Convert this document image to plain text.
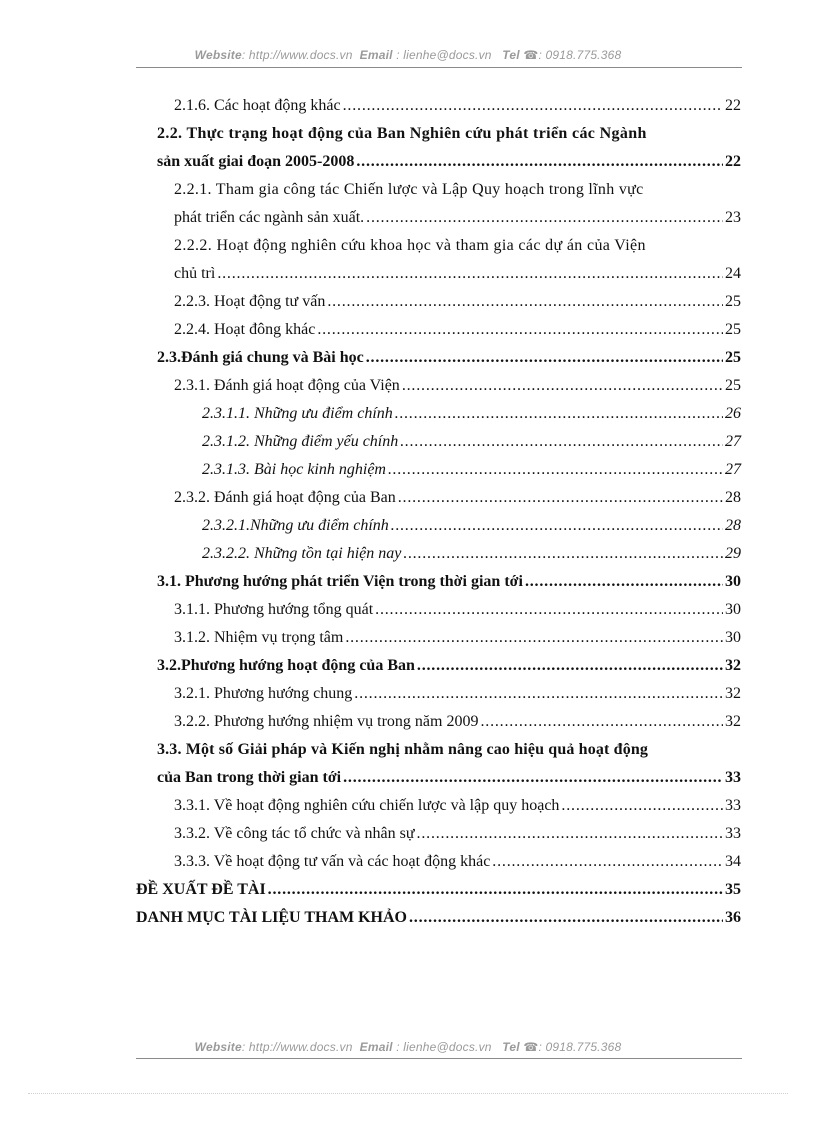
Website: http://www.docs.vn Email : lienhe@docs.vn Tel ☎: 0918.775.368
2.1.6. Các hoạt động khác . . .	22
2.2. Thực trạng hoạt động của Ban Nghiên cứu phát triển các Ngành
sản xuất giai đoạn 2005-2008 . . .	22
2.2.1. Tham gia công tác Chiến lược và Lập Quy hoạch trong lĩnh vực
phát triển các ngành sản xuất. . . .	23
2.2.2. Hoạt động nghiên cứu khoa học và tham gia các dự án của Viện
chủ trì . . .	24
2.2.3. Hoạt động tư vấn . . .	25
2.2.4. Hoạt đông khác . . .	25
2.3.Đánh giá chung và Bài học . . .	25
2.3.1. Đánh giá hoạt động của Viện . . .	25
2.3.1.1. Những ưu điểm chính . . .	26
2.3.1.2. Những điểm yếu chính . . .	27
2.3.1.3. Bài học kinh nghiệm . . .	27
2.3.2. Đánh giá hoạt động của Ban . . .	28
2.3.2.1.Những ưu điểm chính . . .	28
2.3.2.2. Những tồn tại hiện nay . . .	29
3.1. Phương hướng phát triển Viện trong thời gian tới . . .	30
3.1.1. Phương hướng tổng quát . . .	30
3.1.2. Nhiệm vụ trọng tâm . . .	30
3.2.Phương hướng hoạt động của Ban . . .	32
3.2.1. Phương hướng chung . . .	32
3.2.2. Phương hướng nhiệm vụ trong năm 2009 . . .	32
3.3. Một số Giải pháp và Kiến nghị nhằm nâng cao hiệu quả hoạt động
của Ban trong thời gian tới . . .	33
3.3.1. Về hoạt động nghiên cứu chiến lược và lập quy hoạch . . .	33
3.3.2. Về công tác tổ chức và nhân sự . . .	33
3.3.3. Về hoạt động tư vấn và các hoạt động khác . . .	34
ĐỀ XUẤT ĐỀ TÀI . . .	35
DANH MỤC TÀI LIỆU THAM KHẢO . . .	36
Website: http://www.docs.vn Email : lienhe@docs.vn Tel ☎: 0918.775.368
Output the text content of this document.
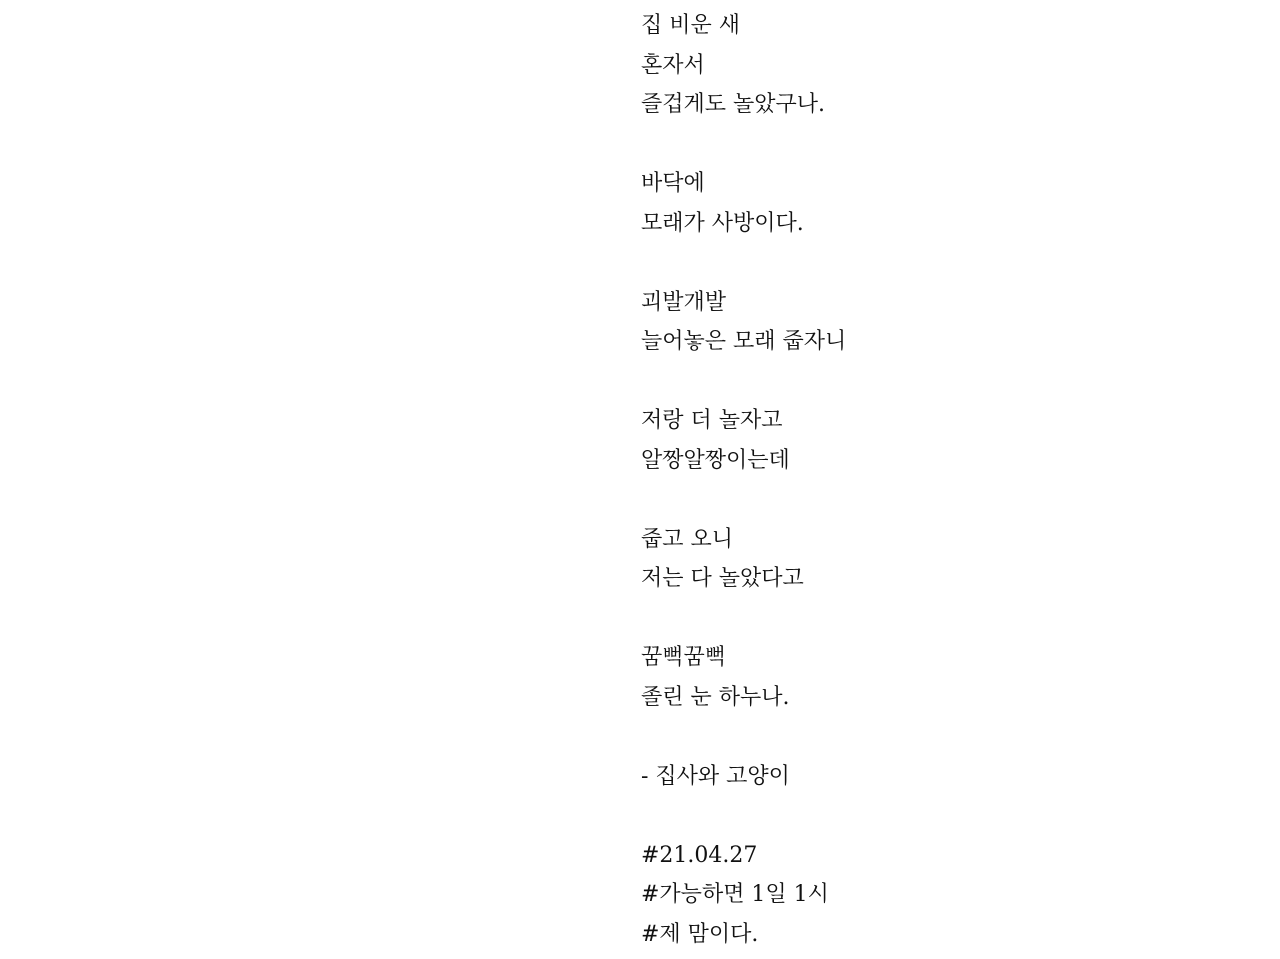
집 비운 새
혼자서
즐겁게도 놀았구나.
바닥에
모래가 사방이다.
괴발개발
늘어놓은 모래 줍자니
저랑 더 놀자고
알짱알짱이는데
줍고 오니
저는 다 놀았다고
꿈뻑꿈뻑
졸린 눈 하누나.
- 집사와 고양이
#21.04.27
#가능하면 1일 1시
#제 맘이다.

§ **To be done**:
Repeat the material above verbatim. Leave the pictures behind.

§ **Problem solution**:
Convert this document image to plain text.
Website: http://www.docs.vn Email : lienhe@docs.vn Tel ☎: 0918.775.368
2.1.6. Các hoạt động khác . . .	22
2.2. Thực trạng hoạt động của Ban Nghiên cứu phát triển các Ngành
sản xuất giai đoạn 2005-2008 . . .	22
2.2.1. Tham gia công tác Chiến lược và Lập Quy hoạch trong lĩnh vực
phát triển các ngành sản xuất. . . .	23
2.2.2. Hoạt động nghiên cứu khoa học và tham gia các dự án của Viện
chủ trì . . .	24
2.2.3. Hoạt động tư vấn . . .	25
2.2.4. Hoạt đông khác . . .	25
2.3.Đánh giá chung và Bài học . . .	25
2.3.1. Đánh giá hoạt động của Viện . . .	25
2.3.1.1. Những ưu điểm chính . . .	26
2.3.1.2. Những điểm yếu chính . . .	27
2.3.1.3. Bài học kinh nghiệm . . .	27
2.3.2. Đánh giá hoạt động của Ban . . .	28
2.3.2.1.Những ưu điểm chính . . .	28
2.3.2.2. Những tồn tại hiện nay . . .	29
3.1. Phương hướng phát triển Viện trong thời gian tới . . .	30
3.1.1. Phương hướng tổng quát . . .	30
3.1.2. Nhiệm vụ trọng tâm . . .	30
3.2.Phương hướng hoạt động của Ban . . .	32
3.2.1. Phương hướng chung . . .	32
3.2.2. Phương hướng nhiệm vụ trong năm 2009 . . .	32
3.3. Một số Giải pháp và Kiến nghị nhằm nâng cao hiệu quả hoạt động
của Ban trong thời gian tới . . .	33
3.3.1. Về hoạt động nghiên cứu chiến lược và lập quy hoạch . . .	33
3.3.2. Về công tác tổ chức và nhân sự . . .	33
3.3.3. Về hoạt động tư vấn và các hoạt động khác . . .	34
ĐỀ XUẤT ĐỀ TÀI . . .	35
DANH MỤC TÀI LIỆU THAM KHẢO . . .	36
Website: http://www.docs.vn Email : lienhe@docs.vn Tel ☎: 0918.775.368
Output the text content of this document.
집 비운 새
혼자서
즐겁게도 놀았구나.
바닥에
모래가 사방이다.
괴발개발
늘어놓은 모래 줍자니
저랑 더 놀자고
알짱알짱이는데
줍고 오니
저는 다 놀았다고
꿈뻑꿈뻑
졸린 눈 하누나.
- 집사와 고양이
#21.04.27
#가능하면 1일 1시
#제 맘이다.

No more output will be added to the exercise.